Problem to solve: All of the lines below are to be printed again exactly; images are excluded from the output.

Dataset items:
■ ■ ■ ■ ■ ■ ■

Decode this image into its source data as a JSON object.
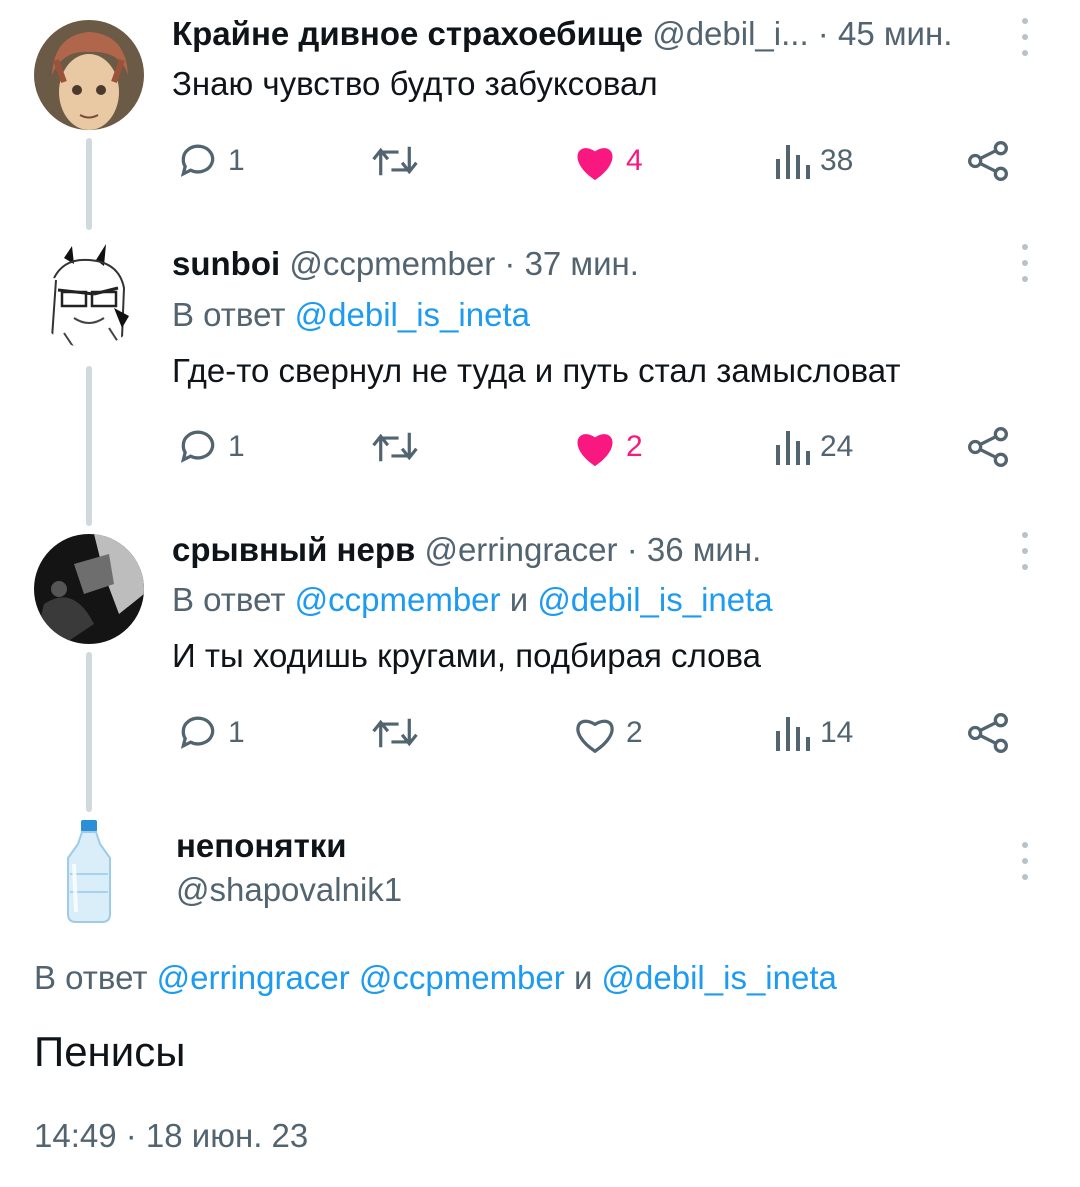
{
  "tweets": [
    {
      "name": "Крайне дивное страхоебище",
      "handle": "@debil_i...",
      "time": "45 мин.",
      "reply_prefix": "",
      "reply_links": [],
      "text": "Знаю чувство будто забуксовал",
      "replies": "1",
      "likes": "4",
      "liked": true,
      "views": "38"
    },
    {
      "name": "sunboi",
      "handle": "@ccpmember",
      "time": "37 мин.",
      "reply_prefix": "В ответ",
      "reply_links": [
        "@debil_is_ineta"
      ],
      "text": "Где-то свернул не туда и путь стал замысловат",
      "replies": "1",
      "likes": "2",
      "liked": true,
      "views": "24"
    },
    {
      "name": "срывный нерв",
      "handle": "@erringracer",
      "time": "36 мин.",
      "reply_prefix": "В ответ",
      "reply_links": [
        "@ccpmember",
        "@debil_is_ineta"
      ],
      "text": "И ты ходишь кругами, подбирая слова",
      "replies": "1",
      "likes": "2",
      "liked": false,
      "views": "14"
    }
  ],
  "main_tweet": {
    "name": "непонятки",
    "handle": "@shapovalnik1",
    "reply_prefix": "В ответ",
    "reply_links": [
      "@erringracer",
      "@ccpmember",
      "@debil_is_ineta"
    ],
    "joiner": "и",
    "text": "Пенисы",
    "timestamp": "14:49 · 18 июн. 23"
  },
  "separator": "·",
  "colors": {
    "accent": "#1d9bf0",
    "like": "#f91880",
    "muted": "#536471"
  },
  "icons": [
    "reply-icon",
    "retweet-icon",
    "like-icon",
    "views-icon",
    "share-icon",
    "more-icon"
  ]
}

■ ■ ■ ■ ■ ■ ■

Task response:
Decode this image into its source data as a JSON object.
{
  "tweets": [
    {
      "name": "Крайне дивное страхоебище",
      "handle": "@debil_i...",
      "time": "45 мин.",
      "reply_prefix": "",
      "reply_links": [],
      "text": "Знаю чувство будто забуксовал",
      "replies": "1",
      "likes": "4",
      "liked": true,
      "views": "38"
    },
    {
      "name": "sunboi",
      "handle": "@ccpmember",
      "time": "37 мин.",
      "reply_prefix": "В ответ",
      "reply_links": [
        "@debil_is_ineta"
      ],
      "text": "Где-то свернул не туда и путь стал замысловат",
      "replies": "1",
      "likes": "2",
      "liked": true,
      "views": "24"
    },
    {
      "name": "срывный нерв",
      "handle": "@erringracer",
      "time": "36 мин.",
      "reply_prefix": "В ответ",
      "reply_links": [
        "@ccpmember",
        "@debil_is_ineta"
      ],
      "text": "И ты ходишь кругами, подбирая слова",
      "replies": "1",
      "likes": "2",
      "liked": false,
      "views": "14"
    }
  ],
  "main_tweet": {
    "name": "непонятки",
    "handle": "@shapovalnik1",
    "reply_prefix": "В ответ",
    "reply_links": [
      "@erringracer",
      "@ccpmember",
      "@debil_is_ineta"
    ],
    "joiner": "и",
    "text": "Пенисы",
    "timestamp": "14:49 · 18 июн. 23"
  },
  "separator": "·",
  "colors": {
    "accent": "#1d9bf0",
    "like": "#f91880",
    "muted": "#536471"
  },
  "icons": [
    "reply-icon",
    "retweet-icon",
    "like-icon",
    "views-icon",
    "share-icon",
    "more-icon"
  ]
}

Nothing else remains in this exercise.